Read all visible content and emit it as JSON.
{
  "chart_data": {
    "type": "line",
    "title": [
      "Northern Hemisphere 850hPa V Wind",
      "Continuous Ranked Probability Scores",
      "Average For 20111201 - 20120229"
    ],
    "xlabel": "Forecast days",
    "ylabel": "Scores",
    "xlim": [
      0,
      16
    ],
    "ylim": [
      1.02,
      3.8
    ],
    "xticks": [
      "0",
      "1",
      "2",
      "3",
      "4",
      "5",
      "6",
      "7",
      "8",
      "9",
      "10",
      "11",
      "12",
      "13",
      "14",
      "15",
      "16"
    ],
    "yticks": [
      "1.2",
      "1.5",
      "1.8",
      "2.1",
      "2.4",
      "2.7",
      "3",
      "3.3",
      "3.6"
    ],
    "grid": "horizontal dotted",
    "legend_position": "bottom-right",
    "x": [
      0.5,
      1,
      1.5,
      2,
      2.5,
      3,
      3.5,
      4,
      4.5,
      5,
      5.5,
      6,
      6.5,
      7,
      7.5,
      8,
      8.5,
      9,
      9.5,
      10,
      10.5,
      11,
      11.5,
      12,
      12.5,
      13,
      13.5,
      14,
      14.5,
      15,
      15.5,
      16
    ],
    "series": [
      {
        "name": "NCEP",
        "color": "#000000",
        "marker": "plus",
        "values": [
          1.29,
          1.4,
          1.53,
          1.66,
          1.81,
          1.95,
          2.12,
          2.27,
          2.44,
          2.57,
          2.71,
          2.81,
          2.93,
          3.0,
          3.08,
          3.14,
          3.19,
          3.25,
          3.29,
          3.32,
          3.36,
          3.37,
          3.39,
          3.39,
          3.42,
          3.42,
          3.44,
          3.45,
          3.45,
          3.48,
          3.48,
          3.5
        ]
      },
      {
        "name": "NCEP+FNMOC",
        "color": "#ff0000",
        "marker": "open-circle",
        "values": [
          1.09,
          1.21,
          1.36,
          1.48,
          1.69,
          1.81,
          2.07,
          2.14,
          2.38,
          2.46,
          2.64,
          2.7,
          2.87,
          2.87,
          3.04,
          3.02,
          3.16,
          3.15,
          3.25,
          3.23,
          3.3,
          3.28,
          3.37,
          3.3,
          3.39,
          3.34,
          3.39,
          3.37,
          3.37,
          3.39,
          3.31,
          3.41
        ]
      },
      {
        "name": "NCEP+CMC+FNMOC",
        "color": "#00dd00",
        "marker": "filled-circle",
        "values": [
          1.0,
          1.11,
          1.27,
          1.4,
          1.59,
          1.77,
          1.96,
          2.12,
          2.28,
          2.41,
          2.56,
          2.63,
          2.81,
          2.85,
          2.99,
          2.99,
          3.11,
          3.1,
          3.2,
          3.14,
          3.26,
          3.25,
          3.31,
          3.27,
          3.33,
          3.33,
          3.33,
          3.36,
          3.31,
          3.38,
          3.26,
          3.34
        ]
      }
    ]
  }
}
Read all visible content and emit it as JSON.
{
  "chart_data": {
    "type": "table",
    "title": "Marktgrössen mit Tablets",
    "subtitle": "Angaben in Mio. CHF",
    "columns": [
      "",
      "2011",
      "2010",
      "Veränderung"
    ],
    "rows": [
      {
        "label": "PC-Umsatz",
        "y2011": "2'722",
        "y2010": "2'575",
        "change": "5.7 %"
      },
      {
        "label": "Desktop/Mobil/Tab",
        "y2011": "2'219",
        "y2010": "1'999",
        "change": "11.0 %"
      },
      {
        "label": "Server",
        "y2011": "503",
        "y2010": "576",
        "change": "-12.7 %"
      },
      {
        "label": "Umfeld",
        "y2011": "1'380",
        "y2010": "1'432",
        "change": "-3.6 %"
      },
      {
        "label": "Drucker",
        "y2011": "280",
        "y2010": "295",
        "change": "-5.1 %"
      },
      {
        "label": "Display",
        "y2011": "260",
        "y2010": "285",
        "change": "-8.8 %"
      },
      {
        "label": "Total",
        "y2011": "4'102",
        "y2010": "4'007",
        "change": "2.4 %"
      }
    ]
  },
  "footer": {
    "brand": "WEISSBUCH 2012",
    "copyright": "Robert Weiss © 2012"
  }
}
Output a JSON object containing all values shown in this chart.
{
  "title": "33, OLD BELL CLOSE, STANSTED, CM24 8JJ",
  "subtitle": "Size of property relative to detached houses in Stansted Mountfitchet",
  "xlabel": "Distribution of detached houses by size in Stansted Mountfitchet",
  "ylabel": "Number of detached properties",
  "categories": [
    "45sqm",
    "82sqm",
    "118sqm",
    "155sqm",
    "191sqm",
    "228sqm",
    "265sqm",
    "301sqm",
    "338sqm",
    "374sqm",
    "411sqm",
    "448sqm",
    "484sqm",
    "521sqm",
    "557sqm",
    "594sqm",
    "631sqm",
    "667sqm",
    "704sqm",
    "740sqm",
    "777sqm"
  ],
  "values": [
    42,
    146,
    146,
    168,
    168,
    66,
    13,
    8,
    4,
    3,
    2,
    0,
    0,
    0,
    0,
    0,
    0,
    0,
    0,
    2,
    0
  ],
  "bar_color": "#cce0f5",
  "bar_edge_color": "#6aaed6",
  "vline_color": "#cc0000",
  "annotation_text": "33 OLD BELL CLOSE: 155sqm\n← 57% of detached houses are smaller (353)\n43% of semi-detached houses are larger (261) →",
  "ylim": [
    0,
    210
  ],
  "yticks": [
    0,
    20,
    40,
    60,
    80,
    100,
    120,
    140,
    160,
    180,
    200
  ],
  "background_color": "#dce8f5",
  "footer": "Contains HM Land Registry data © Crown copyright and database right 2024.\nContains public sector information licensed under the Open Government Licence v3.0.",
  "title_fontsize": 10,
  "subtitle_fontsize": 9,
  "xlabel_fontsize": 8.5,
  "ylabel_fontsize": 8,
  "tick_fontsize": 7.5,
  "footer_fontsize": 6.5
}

--- --- ---

WHAT NEEDS TO BE DONE: Faithfully transcribe the whole of the data.

RESPONSE TO THE EXERCISE:
Read all visible content and emit it as JSON.
{
  "chart_data": {
    "type": "line",
    "title": [
      "Northern Hemisphere 850hPa V Wind",
      "Continuous Ranked Probability Scores",
      "Average For 20111201 - 20120229"
    ],
    "xlabel": "Forecast days",
    "ylabel": "Scores",
    "xlim": [
      0,
      16
    ],
    "ylim": [
      1.02,
      3.8
    ],
    "xticks": [
      "0",
      "1",
      "2",
      "3",
      "4",
      "5",
      "6",
      "7",
      "8",
      "9",
      "10",
      "11",
      "12",
      "13",
      "14",
      "15",
      "16"
    ],
    "yticks": [
      "1.2",
      "1.5",
      "1.8",
      "2.1",
      "2.4",
      "2.7",
      "3",
      "3.3",
      "3.6"
    ],
    "grid": "horizontal dotted",
    "legend_position": "bottom-right",
    "x": [
      0.5,
      1,
      1.5,
      2,
      2.5,
      3,
      3.5,
      4,
      4.5,
      5,
      5.5,
      6,
      6.5,
      7,
      7.5,
      8,
      8.5,
      9,
      9.5,
      10,
      10.5,
      11,
      11.5,
      12,
      12.5,
      13,
      13.5,
      14,
      14.5,
      15,
      15.5,
      16
    ],
    "series": [
      {
        "name": "NCEP",
        "color": "#000000",
        "marker": "plus",
        "values": [
          1.29,
          1.4,
          1.53,
          1.66,
          1.81,
          1.95,
          2.12,
          2.27,
          2.44,
          2.57,
          2.71,
          2.81,
          2.93,
          3.0,
          3.08,
          3.14,
          3.19,
          3.25,
          3.29,
          3.32,
          3.36,
          3.37,
          3.39,
          3.39,
          3.42,
          3.42,
          3.44,
          3.45,
          3.45,
          3.48,
          3.48,
          3.5
        ]
      },
      {
        "name": "NCEP+FNMOC",
        "color": "#ff0000",
        "marker": "open-circle",
        "values": [
          1.09,
          1.21,
          1.36,
          1.48,
          1.69,
          1.81,
          2.07,
          2.14,
          2.38,
          2.46,
          2.64,
          2.7,
          2.87,
          2.87,
          3.04,
          3.02,
          3.16,
          3.15,
          3.25,
          3.23,
          3.3,
          3.28,
          3.37,
          3.3,
          3.39,
          3.34,
          3.39,
          3.37,
          3.37,
          3.39,
          3.31,
          3.41
        ]
      },
      {
        "name": "NCEP+CMC+FNMOC",
        "color": "#00dd00",
        "marker": "filled-circle",
        "values": [
          1.0,
          1.11,
          1.27,
          1.4,
          1.59,
          1.77,
          1.96,
          2.12,
          2.28,
          2.41,
          2.56,
          2.63,
          2.81,
          2.85,
          2.99,
          2.99,
          3.11,
          3.1,
          3.2,
          3.14,
          3.26,
          3.25,
          3.31,
          3.27,
          3.33,
          3.33,
          3.33,
          3.36,
          3.31,
          3.38,
          3.26,
          3.34
        ]
      }
    ]
  }
}
Read all visible content and emit it as JSON.
{
  "chart_data": {
    "type": "table",
    "title": "Marktgrössen mit Tablets",
    "subtitle": "Angaben in Mio. CHF",
    "columns": [
      "",
      "2011",
      "2010",
      "Veränderung"
    ],
    "rows": [
      {
        "label": "PC-Umsatz",
        "y2011": "2'722",
        "y2010": "2'575",
        "change": "5.7 %"
      },
      {
        "label": "Desktop/Mobil/Tab",
        "y2011": "2'219",
        "y2010": "1'999",
        "change": "11.0 %"
      },
      {
        "label": "Server",
        "y2011": "503",
        "y2010": "576",
        "change": "-12.7 %"
      },
      {
        "label": "Umfeld",
        "y2011": "1'380",
        "y2010": "1'432",
        "change": "-3.6 %"
      },
      {
        "label": "Drucker",
        "y2011": "280",
        "y2010": "295",
        "change": "-5.1 %"
      },
      {
        "label": "Display",
        "y2011": "260",
        "y2010": "285",
        "change": "-8.8 %"
      },
      {
        "label": "Total",
        "y2011": "4'102",
        "y2010": "4'007",
        "change": "2.4 %"
      }
    ]
  },
  "footer": {
    "brand": "WEISSBUCH 2012",
    "copyright": "Robert Weiss © 2012"
  }
}
Output a JSON object containing all values shown in this chart.
{
  "title": "33, OLD BELL CLOSE, STANSTED, CM24 8JJ",
  "subtitle": "Size of property relative to detached houses in Stansted Mountfitchet",
  "xlabel": "Distribution of detached houses by size in Stansted Mountfitchet",
  "ylabel": "Number of detached properties",
  "categories": [
    "45sqm",
    "82sqm",
    "118sqm",
    "155sqm",
    "191sqm",
    "228sqm",
    "265sqm",
    "301sqm",
    "338sqm",
    "374sqm",
    "411sqm",
    "448sqm",
    "484sqm",
    "521sqm",
    "557sqm",
    "594sqm",
    "631sqm",
    "667sqm",
    "704sqm",
    "740sqm",
    "777sqm"
  ],
  "values": [
    42,
    146,
    146,
    168,
    168,
    66,
    13,
    8,
    4,
    3,
    2,
    0,
    0,
    0,
    0,
    0,
    0,
    0,
    0,
    2,
    0
  ],
  "bar_color": "#cce0f5",
  "bar_edge_color": "#6aaed6",
  "vline_color": "#cc0000",
  "annotation_text": "33 OLD BELL CLOSE: 155sqm\n← 57% of detached houses are smaller (353)\n43% of semi-detached houses are larger (261) →",
  "ylim": [
    0,
    210
  ],
  "yticks": [
    0,
    20,
    40,
    60,
    80,
    100,
    120,
    140,
    160,
    180,
    200
  ],
  "background_color": "#dce8f5",
  "footer": "Contains HM Land Registry data © Crown copyright and database right 2024.\nContains public sector information licensed under the Open Government Licence v3.0.",
  "title_fontsize": 10,
  "subtitle_fontsize": 9,
  "xlabel_fontsize": 8.5,
  "ylabel_fontsize": 8,
  "tick_fontsize": 7.5,
  "footer_fontsize": 6.5
}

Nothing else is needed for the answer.